Job> Write out each record again exactly as it stands.

Given records>
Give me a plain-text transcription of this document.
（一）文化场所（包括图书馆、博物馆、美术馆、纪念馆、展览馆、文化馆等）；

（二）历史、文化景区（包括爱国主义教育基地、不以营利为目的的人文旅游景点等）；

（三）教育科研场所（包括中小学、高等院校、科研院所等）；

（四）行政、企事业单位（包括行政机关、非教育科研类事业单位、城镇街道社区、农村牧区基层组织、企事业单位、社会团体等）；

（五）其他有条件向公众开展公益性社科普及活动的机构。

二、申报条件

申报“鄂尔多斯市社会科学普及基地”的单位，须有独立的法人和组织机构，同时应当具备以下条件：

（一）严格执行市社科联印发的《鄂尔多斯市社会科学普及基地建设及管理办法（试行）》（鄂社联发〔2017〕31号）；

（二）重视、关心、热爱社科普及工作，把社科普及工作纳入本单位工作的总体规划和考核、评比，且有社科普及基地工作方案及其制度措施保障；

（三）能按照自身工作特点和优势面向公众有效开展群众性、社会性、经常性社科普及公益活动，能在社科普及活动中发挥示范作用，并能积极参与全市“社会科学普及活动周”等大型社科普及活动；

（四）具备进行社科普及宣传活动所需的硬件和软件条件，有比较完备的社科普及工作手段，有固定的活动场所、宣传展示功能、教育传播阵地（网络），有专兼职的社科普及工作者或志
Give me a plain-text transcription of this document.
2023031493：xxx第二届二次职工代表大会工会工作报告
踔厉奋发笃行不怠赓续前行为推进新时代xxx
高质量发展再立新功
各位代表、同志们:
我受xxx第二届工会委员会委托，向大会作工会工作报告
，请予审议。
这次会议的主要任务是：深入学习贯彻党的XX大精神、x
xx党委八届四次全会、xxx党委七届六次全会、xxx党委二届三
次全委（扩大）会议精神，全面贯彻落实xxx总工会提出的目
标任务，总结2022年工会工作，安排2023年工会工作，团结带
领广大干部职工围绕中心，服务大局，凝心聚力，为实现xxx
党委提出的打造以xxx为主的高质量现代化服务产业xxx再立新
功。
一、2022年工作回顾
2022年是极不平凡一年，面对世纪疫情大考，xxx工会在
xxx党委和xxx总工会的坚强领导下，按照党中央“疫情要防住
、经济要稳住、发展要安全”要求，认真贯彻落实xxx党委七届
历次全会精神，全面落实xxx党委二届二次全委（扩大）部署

Response for this exercise>
Give me a plain-text transcription of this document.
（一）文化场所（包括图书馆、博物馆、美术馆、纪念馆、展览馆、文化馆等）；

（二）历史、文化景区（包括爱国主义教育基地、不以营利为目的的人文旅游景点等）；

（三）教育科研场所（包括中小学、高等院校、科研院所等）；

（四）行政、企事业单位（包括行政机关、非教育科研类事业单位、城镇街道社区、农村牧区基层组织、企事业单位、社会团体等）；

（五）其他有条件向公众开展公益性社科普及活动的机构。

二、申报条件

申报“鄂尔多斯市社会科学普及基地”的单位，须有独立的法人和组织机构，同时应当具备以下条件：

（一）严格执行市社科联印发的《鄂尔多斯市社会科学普及基地建设及管理办法（试行）》（鄂社联发〔2017〕31号）；

（二）重视、关心、热爱社科普及工作，把社科普及工作纳入本单位工作的总体规划和考核、评比，且有社科普及基地工作方案及其制度措施保障；

（三）能按照自身工作特点和优势面向公众有效开展群众性、社会性、经常性社科普及公益活动，能在社科普及活动中发挥示范作用，并能积极参与全市“社会科学普及活动周”等大型社科普及活动；

（四）具备进行社科普及宣传活动所需的硬件和软件条件，有比较完备的社科普及工作手段，有固定的活动场所、宣传展示功能、教育传播阵地（网络），有专兼职的社科普及工作者或志
Give me a plain-text transcription of this document.
2023031493：xxx第二届二次职工代表大会工会工作报告
踔厉奋发笃行不怠赓续前行为推进新时代xxx
高质量发展再立新功
各位代表、同志们:
我受xxx第二届工会委员会委托，向大会作工会工作报告
，请予审议。
这次会议的主要任务是：深入学习贯彻党的XX大精神、x
xx党委八届四次全会、xxx党委七届六次全会、xxx党委二届三
次全委（扩大）会议精神，全面贯彻落实xxx总工会提出的目
标任务，总结2022年工会工作，安排2023年工会工作，团结带
领广大干部职工围绕中心，服务大局，凝心聚力，为实现xxx
党委提出的打造以xxx为主的高质量现代化服务产业xxx再立新
功。
一、2022年工作回顾
2022年是极不平凡一年，面对世纪疫情大考，xxx工会在
xxx党委和xxx总工会的坚强领导下，按照党中央“疫情要防住
、经济要稳住、发展要安全”要求，认真贯彻落实xxx党委七届
历次全会精神，全面落实xxx党委二届二次全委（扩大）部署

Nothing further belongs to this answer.